---- Data listing

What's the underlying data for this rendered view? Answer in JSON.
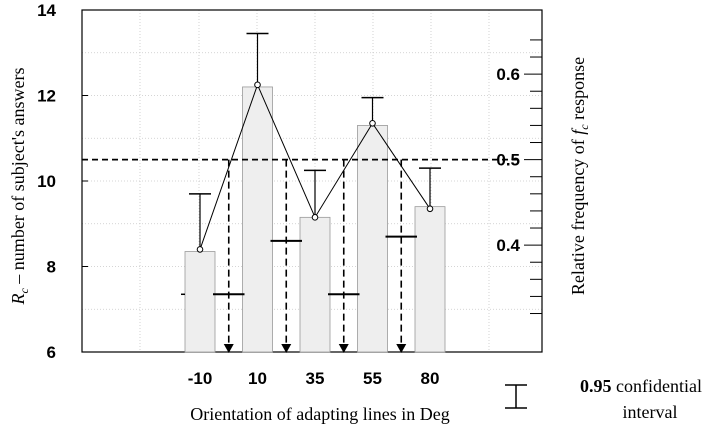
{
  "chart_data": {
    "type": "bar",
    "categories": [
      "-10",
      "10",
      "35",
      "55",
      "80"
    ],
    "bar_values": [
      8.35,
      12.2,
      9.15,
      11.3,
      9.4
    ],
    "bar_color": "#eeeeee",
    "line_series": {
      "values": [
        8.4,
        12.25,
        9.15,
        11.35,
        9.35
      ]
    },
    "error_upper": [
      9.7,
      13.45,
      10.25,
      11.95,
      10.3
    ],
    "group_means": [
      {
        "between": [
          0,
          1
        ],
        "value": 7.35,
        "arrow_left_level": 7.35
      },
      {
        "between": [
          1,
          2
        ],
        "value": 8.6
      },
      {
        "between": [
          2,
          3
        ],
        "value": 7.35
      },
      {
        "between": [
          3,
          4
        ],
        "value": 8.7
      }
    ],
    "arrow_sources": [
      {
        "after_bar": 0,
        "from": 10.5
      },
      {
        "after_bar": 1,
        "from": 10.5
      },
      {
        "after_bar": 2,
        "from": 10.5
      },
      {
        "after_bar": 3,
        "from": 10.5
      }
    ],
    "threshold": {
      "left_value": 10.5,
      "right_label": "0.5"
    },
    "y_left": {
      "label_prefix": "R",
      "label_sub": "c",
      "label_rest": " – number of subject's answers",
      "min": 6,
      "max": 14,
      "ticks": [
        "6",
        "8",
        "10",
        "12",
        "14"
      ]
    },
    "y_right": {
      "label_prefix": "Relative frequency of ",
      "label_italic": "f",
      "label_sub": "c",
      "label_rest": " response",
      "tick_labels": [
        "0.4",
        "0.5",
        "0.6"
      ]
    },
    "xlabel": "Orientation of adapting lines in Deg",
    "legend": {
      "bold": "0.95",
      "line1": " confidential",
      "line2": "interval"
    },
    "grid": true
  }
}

--------
---- Data listing

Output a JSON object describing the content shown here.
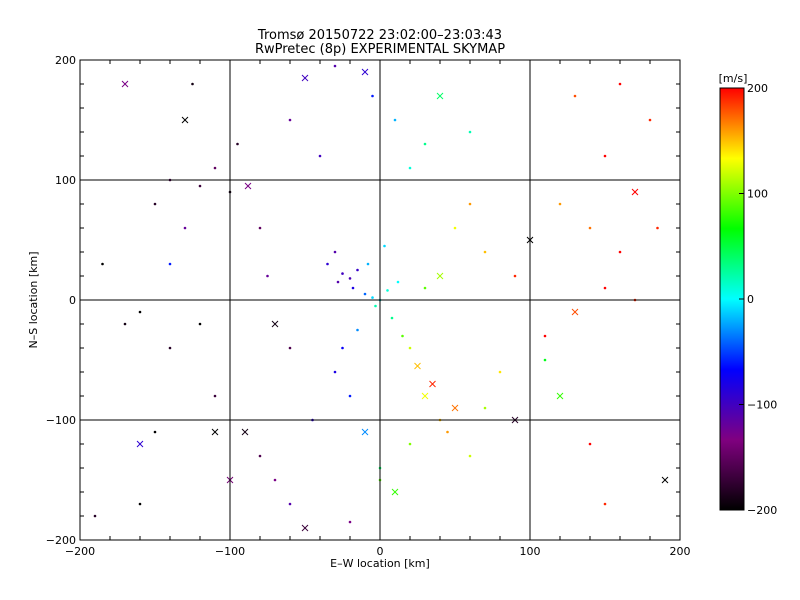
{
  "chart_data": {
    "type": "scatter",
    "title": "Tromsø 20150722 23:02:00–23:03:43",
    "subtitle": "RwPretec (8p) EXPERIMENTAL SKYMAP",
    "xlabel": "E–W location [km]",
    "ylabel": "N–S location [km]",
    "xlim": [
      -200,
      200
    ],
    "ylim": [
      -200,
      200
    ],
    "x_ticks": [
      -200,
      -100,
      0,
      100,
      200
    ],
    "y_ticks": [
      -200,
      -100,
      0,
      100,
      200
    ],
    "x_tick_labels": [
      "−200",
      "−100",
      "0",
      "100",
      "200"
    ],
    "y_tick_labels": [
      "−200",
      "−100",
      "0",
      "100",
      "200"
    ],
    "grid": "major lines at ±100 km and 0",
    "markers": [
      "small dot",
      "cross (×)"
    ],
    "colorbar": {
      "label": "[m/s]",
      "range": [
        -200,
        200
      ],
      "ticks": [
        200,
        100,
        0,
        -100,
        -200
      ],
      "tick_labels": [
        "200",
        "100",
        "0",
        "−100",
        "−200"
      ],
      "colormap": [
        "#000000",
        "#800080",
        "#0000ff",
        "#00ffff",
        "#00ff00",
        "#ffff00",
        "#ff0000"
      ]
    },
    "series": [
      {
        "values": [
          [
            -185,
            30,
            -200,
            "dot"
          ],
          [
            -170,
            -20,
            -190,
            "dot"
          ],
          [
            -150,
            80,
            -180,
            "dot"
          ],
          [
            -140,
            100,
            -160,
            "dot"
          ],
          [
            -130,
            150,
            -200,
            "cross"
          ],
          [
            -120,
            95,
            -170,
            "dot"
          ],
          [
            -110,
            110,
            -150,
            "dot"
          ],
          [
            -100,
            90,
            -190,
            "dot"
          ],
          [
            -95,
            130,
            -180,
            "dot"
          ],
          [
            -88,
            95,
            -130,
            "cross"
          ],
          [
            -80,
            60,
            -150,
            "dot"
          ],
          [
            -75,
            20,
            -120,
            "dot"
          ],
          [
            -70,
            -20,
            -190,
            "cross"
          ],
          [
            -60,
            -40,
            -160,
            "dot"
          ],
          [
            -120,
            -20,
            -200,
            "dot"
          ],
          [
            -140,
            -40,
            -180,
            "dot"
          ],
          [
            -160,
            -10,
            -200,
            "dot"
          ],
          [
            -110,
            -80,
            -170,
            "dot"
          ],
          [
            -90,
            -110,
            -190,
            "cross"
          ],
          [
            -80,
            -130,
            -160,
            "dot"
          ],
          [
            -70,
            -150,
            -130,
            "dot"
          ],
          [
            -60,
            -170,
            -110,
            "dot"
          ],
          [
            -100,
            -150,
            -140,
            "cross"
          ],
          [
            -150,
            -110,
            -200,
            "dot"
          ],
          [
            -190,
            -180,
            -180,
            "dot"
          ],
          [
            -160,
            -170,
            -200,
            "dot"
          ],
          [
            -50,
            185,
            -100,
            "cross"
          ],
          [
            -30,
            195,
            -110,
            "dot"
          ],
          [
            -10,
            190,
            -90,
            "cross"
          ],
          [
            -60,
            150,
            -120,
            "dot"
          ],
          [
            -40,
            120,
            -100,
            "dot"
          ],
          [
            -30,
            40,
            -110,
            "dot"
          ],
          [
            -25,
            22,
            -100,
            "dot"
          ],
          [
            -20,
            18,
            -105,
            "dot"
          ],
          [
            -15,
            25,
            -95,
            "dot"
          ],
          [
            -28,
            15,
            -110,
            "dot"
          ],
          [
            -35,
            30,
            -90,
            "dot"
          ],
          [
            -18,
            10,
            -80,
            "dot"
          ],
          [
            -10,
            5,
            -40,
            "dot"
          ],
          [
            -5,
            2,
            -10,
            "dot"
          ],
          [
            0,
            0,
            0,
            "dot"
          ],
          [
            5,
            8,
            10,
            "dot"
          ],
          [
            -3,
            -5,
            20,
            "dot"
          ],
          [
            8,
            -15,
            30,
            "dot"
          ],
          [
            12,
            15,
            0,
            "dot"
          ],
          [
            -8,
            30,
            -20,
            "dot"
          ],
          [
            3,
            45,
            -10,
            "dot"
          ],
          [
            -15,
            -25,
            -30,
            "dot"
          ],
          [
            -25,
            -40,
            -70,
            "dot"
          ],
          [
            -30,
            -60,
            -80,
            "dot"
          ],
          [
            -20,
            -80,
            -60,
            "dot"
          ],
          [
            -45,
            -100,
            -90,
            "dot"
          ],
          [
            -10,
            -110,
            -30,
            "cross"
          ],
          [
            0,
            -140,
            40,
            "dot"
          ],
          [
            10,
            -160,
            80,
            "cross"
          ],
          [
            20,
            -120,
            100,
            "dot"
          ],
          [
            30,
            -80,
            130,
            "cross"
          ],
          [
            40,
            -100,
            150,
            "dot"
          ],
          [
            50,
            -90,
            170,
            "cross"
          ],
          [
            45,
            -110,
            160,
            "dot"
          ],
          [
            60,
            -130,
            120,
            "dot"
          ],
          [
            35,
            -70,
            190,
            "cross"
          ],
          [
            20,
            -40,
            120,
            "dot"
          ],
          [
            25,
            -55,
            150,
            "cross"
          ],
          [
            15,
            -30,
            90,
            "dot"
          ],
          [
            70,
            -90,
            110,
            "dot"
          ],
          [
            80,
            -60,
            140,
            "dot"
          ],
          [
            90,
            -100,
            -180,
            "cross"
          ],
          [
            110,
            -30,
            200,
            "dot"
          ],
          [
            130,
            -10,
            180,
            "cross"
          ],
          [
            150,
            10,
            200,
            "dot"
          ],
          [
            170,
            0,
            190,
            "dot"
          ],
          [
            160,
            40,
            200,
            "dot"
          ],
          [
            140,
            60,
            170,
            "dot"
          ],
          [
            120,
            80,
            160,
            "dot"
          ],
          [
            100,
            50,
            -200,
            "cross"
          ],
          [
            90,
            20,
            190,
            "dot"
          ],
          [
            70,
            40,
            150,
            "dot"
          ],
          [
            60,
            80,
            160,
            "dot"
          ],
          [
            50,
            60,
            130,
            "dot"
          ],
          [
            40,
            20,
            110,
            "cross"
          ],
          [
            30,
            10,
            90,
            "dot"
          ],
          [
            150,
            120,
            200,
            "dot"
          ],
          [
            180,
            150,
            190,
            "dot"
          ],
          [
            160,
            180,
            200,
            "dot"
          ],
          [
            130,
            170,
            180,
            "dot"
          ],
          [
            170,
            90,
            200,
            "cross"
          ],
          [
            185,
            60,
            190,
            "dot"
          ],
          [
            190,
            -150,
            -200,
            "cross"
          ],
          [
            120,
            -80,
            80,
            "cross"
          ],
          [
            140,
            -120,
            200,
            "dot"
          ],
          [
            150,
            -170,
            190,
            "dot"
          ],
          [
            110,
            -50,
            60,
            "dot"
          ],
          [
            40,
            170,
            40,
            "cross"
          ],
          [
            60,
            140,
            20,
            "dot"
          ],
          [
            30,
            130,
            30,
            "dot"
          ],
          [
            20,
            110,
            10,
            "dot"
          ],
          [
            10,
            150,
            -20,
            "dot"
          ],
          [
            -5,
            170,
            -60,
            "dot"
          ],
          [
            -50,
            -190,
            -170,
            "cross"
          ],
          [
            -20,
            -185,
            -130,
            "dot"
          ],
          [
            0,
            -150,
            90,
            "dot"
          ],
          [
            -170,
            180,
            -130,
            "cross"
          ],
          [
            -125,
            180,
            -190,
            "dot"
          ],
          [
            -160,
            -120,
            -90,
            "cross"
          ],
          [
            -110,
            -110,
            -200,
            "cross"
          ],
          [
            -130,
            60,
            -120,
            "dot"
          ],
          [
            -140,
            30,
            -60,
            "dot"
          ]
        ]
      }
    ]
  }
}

--------

Written request: Indicate how many lines of the material contain the string "JSON", giving the number and nothing more.

Solution to this exercise: 2